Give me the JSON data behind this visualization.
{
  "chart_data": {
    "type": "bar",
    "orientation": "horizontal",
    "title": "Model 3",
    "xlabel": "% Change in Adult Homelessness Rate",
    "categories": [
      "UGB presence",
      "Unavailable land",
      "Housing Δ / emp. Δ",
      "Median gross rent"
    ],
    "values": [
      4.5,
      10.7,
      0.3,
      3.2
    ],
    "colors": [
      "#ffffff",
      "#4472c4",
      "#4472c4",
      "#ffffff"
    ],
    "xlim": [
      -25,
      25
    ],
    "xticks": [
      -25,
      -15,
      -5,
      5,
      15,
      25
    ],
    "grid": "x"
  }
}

# # #

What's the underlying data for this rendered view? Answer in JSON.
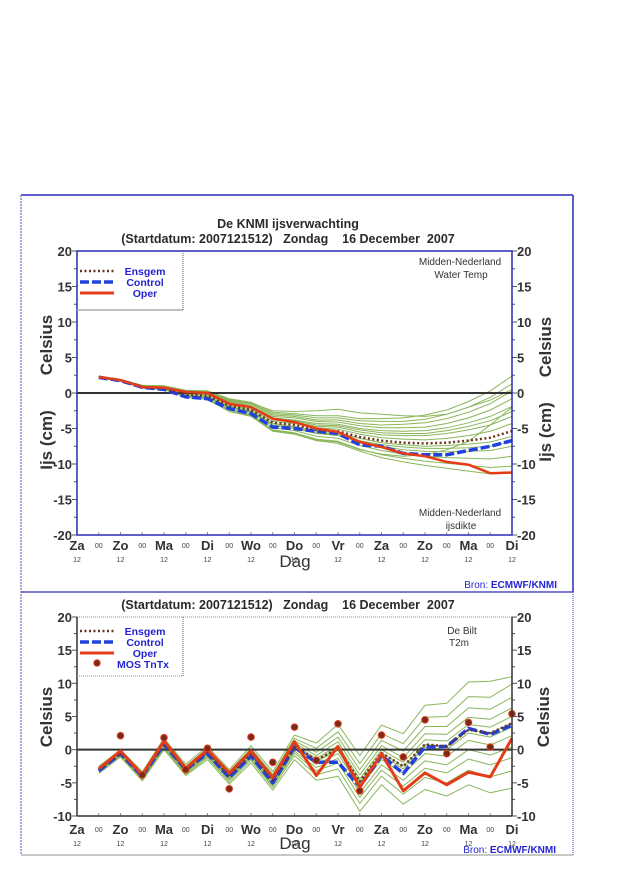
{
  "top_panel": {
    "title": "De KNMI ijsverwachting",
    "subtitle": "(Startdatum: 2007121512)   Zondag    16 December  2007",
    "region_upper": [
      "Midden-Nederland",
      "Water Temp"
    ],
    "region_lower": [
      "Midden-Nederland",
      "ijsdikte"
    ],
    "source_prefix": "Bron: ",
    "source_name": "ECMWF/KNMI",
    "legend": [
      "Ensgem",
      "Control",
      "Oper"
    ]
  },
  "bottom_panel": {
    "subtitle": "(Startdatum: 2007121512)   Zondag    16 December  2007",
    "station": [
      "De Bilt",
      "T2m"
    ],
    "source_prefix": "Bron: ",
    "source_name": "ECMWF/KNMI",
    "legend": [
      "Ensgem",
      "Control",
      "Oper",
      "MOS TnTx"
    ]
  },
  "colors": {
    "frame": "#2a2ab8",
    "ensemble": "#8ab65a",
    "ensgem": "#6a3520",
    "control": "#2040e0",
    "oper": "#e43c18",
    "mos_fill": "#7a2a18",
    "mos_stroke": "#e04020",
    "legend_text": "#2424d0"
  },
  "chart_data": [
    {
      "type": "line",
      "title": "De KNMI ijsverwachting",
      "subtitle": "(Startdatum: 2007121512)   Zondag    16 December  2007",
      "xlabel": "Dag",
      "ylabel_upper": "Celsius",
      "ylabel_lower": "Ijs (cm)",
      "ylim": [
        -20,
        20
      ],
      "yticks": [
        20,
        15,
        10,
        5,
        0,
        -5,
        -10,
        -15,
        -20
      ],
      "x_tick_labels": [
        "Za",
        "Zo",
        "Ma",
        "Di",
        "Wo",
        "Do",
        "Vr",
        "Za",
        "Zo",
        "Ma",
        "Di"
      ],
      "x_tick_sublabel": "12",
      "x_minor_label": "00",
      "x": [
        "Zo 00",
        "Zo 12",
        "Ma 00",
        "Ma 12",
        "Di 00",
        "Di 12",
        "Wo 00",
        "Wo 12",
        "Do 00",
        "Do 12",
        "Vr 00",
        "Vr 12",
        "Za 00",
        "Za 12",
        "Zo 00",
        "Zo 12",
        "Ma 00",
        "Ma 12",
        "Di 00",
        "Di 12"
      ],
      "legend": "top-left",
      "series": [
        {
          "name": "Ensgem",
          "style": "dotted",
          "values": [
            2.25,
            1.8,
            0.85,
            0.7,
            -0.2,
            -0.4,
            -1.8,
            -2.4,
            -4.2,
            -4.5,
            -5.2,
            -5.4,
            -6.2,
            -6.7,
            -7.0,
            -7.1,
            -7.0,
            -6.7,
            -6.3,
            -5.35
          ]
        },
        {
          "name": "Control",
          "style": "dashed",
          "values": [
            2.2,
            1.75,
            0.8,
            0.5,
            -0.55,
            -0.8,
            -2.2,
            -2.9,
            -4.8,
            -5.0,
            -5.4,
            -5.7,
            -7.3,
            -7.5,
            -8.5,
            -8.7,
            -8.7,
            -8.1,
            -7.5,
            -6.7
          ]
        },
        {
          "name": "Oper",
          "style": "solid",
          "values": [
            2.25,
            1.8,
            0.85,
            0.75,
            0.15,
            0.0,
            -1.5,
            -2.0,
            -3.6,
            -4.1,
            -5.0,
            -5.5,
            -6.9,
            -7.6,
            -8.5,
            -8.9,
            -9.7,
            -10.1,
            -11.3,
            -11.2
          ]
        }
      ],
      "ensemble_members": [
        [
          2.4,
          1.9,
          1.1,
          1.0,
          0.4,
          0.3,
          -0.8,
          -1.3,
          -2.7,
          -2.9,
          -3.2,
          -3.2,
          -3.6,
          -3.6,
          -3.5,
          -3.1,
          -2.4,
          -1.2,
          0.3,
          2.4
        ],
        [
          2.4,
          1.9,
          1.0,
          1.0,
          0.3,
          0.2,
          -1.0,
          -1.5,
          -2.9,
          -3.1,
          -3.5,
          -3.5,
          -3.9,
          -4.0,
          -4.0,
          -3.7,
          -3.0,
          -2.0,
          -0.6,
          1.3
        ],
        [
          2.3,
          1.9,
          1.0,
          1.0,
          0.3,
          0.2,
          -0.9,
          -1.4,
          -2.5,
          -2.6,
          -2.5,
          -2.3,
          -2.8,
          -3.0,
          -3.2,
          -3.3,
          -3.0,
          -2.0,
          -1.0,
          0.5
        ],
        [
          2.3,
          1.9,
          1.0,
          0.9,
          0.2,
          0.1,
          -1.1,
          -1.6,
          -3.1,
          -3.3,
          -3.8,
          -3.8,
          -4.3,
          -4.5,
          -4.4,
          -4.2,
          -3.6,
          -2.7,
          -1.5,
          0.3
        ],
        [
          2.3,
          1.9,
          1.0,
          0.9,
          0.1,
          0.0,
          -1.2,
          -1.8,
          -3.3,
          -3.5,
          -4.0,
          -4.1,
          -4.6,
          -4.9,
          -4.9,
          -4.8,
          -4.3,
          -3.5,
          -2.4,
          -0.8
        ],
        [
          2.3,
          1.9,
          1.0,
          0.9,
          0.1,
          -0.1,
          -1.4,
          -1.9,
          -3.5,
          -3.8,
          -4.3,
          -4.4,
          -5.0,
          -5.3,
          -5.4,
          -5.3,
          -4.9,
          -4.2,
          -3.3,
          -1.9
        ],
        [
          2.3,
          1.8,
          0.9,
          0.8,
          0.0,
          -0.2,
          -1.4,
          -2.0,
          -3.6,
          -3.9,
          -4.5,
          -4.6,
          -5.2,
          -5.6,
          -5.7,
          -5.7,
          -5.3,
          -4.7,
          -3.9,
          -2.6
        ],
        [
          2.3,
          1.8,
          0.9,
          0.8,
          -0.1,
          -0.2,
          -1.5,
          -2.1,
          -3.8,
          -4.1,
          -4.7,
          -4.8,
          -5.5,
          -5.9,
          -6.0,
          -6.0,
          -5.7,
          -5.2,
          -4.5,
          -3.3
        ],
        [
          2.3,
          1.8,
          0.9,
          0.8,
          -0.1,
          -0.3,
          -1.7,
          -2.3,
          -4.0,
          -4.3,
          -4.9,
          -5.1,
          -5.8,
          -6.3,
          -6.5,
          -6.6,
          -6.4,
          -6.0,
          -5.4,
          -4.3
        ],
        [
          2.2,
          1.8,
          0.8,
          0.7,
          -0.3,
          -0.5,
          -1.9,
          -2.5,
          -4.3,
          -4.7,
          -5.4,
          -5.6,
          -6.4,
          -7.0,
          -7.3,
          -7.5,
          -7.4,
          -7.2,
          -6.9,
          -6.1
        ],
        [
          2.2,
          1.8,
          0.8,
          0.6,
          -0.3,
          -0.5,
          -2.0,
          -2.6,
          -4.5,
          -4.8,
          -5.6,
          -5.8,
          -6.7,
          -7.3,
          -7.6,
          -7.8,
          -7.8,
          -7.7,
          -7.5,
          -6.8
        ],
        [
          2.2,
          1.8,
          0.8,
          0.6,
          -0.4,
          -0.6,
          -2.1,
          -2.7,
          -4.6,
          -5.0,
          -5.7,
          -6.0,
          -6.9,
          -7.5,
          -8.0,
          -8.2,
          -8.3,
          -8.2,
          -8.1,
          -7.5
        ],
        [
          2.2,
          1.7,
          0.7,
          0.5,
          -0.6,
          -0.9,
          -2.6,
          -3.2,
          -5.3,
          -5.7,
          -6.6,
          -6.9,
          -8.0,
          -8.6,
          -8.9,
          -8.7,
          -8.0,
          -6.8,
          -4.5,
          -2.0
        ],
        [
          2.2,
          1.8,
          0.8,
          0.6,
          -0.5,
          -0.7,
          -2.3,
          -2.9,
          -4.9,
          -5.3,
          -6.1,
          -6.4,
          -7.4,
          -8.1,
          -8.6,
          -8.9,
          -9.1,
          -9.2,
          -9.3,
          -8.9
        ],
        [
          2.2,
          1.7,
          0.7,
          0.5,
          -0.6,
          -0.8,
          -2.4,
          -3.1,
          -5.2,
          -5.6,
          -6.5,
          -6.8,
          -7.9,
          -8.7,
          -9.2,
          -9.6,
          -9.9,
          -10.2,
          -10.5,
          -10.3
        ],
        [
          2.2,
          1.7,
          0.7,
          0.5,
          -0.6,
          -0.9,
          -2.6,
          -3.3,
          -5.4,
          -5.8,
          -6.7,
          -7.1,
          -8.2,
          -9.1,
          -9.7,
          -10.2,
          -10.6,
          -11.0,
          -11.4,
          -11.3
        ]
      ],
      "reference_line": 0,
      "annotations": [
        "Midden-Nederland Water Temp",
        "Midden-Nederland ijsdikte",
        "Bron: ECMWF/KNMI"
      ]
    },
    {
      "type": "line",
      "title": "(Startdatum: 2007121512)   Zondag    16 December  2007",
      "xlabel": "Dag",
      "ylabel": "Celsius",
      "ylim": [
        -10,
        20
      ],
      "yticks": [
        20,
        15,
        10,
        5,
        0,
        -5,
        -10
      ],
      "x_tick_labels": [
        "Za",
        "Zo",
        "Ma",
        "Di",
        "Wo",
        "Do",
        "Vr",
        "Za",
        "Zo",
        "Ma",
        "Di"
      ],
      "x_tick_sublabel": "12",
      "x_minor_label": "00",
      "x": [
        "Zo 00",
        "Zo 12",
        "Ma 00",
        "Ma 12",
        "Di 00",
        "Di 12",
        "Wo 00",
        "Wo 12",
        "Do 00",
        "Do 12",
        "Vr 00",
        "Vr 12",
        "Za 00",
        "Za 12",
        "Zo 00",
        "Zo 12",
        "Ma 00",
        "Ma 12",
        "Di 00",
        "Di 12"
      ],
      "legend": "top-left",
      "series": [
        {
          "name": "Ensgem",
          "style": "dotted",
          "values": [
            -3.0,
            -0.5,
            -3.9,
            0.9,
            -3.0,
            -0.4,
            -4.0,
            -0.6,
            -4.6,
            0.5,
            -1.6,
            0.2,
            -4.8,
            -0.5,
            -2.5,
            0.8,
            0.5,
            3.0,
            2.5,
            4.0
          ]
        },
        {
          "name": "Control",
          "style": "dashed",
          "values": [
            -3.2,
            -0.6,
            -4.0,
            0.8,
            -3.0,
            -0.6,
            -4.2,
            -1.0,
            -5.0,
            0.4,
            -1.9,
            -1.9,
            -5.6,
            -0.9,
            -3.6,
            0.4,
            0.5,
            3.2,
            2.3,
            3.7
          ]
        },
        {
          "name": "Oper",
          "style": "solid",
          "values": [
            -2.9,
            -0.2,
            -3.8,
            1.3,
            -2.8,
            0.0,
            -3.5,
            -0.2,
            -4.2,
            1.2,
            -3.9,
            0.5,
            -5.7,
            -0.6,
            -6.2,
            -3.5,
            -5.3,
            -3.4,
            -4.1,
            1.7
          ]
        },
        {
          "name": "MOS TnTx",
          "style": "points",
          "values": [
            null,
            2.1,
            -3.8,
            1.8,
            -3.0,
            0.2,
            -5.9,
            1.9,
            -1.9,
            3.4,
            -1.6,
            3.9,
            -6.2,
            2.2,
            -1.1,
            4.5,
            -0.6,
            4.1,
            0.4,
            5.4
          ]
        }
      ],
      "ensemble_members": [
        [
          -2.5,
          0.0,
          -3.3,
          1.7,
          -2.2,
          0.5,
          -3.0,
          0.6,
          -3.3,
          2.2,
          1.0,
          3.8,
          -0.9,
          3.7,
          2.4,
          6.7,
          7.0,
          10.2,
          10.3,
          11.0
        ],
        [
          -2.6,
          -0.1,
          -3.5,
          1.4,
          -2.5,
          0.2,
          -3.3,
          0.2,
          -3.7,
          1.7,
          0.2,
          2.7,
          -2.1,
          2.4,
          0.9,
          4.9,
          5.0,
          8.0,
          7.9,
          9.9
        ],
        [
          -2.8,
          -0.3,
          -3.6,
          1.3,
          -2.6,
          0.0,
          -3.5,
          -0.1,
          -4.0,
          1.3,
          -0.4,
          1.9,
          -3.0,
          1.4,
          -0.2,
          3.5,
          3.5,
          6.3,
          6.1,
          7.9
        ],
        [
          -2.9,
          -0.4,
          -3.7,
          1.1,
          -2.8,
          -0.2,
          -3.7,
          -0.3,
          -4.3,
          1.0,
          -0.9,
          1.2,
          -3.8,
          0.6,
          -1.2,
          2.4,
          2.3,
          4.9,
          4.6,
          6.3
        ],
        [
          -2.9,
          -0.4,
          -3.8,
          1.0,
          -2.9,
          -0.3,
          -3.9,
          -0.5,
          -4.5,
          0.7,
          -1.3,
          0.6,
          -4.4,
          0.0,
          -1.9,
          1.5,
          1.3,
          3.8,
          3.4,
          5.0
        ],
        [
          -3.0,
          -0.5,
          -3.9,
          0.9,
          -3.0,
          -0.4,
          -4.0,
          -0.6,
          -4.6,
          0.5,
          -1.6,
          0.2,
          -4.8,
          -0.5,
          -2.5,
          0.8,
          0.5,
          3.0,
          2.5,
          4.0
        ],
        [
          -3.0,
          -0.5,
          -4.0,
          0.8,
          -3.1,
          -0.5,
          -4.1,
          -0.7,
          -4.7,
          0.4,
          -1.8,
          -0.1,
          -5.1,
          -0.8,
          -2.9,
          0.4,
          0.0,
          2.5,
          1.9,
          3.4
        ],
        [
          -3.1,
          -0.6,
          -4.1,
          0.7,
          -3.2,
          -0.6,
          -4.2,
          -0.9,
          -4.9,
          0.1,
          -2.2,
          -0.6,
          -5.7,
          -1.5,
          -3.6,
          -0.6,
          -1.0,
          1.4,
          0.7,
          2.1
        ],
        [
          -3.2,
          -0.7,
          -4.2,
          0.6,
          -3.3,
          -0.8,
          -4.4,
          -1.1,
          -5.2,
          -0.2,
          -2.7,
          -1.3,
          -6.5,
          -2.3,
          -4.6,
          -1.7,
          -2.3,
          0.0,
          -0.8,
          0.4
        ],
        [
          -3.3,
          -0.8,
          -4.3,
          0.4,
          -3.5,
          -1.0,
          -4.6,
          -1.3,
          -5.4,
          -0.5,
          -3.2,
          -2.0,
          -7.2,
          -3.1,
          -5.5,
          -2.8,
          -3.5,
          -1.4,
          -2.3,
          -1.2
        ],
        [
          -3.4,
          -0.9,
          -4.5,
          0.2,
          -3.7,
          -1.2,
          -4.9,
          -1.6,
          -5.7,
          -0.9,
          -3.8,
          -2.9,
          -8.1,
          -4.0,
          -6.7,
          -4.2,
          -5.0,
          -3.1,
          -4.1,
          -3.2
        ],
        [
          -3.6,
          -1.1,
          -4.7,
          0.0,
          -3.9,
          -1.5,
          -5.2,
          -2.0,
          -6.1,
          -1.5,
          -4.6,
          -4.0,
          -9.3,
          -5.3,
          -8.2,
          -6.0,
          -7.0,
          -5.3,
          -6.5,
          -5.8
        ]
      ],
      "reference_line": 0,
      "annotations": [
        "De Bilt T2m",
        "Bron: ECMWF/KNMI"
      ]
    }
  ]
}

# # #

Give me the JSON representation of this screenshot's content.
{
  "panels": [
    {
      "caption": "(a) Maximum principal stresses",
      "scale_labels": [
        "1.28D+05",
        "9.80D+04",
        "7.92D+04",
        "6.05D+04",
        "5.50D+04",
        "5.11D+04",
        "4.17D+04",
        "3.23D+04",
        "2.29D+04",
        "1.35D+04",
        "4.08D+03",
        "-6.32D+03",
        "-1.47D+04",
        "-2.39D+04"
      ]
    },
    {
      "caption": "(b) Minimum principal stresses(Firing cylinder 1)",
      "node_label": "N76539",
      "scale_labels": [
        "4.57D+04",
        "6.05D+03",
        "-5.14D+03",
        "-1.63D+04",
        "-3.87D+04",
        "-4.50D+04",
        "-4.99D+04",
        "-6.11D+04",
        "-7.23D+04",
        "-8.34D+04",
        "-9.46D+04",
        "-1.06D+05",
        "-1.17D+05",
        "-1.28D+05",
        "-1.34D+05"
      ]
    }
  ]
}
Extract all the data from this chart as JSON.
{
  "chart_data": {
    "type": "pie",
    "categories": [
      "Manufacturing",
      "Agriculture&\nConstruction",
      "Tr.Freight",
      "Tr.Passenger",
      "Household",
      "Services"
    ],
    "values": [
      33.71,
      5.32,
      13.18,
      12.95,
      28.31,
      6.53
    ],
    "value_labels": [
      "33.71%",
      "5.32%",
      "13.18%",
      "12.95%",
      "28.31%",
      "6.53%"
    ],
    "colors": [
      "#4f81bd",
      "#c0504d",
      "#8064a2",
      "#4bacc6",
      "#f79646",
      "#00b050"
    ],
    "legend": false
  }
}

# # #

● **WHAT IS REQUIRED**
Calculate how many lines of the material include the string "JSON", and state that number by itself.

● **TASK ANSWER**
4